§ **YOUR INSTRUCTIONS**
Each line that holds the word "sobre" should be returned.

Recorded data
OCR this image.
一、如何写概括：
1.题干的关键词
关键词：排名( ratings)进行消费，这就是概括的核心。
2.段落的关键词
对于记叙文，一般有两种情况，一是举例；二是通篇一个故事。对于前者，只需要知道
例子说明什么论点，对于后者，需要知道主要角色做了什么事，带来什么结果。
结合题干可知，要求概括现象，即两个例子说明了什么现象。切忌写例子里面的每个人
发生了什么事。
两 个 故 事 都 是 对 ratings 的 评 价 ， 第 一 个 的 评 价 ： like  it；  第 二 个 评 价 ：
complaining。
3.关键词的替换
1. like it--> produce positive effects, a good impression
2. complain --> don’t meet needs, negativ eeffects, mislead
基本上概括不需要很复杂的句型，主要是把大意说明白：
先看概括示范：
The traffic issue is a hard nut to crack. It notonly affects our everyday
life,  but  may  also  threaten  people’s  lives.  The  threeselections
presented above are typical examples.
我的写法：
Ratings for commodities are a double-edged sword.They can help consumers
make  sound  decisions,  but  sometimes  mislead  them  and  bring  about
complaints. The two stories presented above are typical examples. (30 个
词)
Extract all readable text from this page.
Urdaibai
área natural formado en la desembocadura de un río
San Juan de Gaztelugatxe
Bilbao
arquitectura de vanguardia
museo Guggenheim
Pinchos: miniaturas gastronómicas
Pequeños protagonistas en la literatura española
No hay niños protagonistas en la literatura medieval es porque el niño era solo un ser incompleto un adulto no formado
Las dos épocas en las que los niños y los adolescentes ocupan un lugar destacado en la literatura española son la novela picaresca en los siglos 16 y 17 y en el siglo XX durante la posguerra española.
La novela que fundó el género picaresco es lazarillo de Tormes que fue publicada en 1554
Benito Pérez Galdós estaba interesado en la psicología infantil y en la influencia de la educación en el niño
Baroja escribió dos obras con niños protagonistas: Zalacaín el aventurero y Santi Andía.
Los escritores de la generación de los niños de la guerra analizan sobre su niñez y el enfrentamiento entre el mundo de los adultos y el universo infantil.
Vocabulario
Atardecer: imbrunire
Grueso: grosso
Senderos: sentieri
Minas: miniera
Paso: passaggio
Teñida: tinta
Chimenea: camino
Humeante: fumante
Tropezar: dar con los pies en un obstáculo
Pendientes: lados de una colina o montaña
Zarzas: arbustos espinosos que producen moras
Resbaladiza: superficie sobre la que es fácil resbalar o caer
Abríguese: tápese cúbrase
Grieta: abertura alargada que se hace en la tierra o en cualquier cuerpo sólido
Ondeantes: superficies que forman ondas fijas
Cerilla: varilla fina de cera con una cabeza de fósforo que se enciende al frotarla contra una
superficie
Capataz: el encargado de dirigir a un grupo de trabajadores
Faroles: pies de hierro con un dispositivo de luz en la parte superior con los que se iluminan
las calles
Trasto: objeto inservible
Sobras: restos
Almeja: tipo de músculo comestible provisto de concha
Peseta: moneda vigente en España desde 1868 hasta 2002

§ **COMPLETE RESPONSE**
Los escritores de la generación de los niños de la guerra analizan sobre su niñez y el enfrentamiento entre el mundo de los adultos y el universo infantil.
Resbaladiza: superficie sobre la que es fácil resbalar o caer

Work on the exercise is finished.